───── Raw records

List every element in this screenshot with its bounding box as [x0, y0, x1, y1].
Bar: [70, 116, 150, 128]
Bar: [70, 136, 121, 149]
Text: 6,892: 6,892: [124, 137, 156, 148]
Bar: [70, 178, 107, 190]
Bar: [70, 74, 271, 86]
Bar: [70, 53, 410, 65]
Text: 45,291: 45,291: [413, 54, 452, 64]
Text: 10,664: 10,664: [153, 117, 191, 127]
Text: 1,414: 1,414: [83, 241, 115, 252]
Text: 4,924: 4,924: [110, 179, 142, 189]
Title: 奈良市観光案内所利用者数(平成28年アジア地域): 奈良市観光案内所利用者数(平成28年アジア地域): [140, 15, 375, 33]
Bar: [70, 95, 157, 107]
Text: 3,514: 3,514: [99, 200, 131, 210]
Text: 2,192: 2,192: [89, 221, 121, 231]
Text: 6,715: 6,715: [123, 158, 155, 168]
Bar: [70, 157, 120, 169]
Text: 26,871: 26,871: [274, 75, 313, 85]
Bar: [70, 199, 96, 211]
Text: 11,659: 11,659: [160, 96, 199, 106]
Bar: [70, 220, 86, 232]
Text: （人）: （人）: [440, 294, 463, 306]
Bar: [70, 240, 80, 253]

──────────

▶ [Task directions]: Retype every line of the items above, character for character.

▶ [Response below]:
List every element in this screenshot with its bounding box as [x0, y0, x1, y1].
Bar: [70, 116, 150, 128]
Bar: [70, 136, 121, 149]
Text: 6,892: 6,892: [124, 137, 156, 148]
Bar: [70, 178, 107, 190]
Bar: [70, 74, 271, 86]
Bar: [70, 53, 410, 65]
Text: 45,291: 45,291: [413, 54, 452, 64]
Text: 10,664: 10,664: [153, 117, 191, 127]
Text: 1,414: 1,414: [83, 241, 115, 252]
Text: 4,924: 4,924: [110, 179, 142, 189]
Title: 奈良市観光案内所利用者数(平成28年アジア地域): 奈良市観光案内所利用者数(平成28年アジア地域): [140, 15, 375, 33]
Bar: [70, 95, 157, 107]
Text: 3,514: 3,514: [99, 200, 131, 210]
Text: 2,192: 2,192: [89, 221, 121, 231]
Text: 6,715: 6,715: [123, 158, 155, 168]
Bar: [70, 157, 120, 169]
Text: 26,871: 26,871: [274, 75, 313, 85]
Bar: [70, 199, 96, 211]
Text: 11,659: 11,659: [160, 96, 199, 106]
Bar: [70, 220, 86, 232]
Text: （人）: （人）: [440, 294, 463, 306]
Bar: [70, 240, 80, 253]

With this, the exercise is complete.